Dataset entries:
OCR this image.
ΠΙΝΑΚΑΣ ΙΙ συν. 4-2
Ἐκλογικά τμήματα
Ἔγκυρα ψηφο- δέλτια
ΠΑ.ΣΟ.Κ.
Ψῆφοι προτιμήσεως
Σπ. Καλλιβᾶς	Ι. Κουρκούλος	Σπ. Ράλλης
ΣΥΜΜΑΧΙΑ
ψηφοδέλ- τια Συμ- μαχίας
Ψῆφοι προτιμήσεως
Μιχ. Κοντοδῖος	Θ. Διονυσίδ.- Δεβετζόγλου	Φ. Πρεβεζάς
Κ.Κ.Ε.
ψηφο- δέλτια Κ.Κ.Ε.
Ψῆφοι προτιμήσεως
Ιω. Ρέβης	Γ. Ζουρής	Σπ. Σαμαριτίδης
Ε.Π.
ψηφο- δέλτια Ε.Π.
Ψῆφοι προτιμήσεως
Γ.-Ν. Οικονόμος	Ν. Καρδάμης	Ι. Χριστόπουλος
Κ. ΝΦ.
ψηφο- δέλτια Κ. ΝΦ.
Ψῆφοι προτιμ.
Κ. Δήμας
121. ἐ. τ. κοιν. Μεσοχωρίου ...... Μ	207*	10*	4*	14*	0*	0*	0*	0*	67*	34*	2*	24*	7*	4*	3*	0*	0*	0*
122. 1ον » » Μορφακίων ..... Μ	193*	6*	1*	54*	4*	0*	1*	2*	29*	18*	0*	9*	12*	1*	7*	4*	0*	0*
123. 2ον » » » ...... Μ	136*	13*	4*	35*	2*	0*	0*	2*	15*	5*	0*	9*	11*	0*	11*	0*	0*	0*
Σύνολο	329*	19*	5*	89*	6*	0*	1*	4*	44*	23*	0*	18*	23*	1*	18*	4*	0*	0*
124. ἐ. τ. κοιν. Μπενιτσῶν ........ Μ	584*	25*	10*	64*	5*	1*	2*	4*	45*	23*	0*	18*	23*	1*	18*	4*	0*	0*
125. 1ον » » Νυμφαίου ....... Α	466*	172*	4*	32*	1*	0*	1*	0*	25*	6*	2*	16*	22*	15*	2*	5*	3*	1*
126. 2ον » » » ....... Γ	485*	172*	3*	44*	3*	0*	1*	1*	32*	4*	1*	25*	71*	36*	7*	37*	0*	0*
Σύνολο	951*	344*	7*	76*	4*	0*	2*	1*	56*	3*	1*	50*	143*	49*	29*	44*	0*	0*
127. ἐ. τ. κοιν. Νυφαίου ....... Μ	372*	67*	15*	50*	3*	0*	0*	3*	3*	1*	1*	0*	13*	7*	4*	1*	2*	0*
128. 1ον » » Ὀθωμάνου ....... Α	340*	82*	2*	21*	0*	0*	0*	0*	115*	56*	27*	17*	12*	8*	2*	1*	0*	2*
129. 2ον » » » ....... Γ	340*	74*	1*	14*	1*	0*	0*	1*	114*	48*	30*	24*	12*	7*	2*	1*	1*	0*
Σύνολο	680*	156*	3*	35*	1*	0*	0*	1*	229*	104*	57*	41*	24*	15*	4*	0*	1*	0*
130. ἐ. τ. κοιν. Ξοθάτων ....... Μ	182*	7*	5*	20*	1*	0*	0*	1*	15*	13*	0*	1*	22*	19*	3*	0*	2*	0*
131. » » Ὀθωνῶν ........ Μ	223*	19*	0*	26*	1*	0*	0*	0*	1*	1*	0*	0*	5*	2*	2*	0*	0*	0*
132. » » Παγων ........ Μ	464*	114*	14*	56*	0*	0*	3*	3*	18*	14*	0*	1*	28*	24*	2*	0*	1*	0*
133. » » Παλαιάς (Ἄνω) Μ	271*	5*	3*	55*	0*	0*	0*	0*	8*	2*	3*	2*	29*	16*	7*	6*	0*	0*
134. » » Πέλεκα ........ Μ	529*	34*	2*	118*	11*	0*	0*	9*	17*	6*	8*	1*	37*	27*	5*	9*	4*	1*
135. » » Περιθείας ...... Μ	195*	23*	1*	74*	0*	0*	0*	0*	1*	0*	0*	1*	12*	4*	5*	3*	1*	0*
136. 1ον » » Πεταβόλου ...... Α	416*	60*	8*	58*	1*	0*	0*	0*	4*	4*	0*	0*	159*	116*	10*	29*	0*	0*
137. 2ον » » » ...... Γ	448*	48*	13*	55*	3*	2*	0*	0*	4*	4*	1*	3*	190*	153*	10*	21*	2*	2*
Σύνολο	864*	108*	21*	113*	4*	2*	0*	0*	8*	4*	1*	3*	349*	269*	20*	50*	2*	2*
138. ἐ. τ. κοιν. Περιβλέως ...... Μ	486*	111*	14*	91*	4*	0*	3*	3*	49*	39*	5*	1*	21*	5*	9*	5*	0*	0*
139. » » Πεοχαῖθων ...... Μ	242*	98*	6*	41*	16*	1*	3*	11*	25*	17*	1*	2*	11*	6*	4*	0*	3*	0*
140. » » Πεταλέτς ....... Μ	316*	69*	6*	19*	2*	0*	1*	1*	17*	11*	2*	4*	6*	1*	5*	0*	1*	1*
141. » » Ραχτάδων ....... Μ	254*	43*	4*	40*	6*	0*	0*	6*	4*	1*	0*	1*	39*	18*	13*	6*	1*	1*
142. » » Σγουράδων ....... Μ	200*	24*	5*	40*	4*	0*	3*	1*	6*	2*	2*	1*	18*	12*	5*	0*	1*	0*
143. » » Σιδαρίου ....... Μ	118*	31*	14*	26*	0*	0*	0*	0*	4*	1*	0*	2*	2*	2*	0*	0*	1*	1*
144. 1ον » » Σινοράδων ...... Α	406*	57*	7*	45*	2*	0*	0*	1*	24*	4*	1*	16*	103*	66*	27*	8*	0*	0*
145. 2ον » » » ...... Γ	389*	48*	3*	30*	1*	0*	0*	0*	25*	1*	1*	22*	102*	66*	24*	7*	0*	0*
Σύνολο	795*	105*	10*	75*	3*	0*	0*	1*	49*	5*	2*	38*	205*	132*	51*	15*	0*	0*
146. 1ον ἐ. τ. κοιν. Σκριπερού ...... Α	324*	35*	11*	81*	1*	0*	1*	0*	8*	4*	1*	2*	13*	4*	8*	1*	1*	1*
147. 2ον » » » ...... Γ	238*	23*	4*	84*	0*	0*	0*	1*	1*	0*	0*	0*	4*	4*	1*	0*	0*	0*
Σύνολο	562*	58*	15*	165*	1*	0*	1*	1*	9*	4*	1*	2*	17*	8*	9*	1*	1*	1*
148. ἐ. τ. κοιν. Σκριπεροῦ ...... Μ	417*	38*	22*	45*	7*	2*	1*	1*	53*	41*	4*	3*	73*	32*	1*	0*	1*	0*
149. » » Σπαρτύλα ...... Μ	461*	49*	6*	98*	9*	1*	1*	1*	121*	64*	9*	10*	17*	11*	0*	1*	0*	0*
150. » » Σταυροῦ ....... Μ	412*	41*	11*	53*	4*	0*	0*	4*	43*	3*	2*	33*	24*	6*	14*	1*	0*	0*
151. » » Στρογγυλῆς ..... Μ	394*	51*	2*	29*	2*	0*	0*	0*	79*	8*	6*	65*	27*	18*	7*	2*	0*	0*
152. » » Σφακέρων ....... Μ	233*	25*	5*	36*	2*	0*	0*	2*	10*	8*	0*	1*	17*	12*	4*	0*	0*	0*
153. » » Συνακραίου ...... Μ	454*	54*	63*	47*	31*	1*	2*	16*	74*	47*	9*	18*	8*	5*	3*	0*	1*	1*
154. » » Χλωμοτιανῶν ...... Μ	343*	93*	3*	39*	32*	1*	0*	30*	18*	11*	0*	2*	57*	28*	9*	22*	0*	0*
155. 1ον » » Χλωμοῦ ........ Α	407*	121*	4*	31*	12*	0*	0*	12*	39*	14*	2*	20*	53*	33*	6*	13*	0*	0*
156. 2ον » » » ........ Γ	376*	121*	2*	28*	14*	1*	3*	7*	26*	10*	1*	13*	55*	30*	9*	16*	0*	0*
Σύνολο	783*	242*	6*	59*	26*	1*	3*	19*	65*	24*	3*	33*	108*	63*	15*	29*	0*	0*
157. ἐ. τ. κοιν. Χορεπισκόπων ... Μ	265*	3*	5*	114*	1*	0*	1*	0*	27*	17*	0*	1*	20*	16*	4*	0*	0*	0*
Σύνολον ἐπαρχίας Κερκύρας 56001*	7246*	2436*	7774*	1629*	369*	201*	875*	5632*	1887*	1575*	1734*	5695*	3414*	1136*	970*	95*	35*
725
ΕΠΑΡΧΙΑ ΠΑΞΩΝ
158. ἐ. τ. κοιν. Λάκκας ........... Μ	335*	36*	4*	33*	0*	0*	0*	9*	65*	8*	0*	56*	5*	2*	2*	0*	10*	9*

[EXERCISE DIRECTIONS]
From the records above, pull out each line that has "δέλτια".

[ANSWER TO THE TASK]
Ἔγκυρα ψηφο- δέλτια
ψηφο- δέλτια Κ.Κ.Ε.
ψηφο- δέλτια Ε.Π.
ψηφο- δέλτια Κ. ΝΦ.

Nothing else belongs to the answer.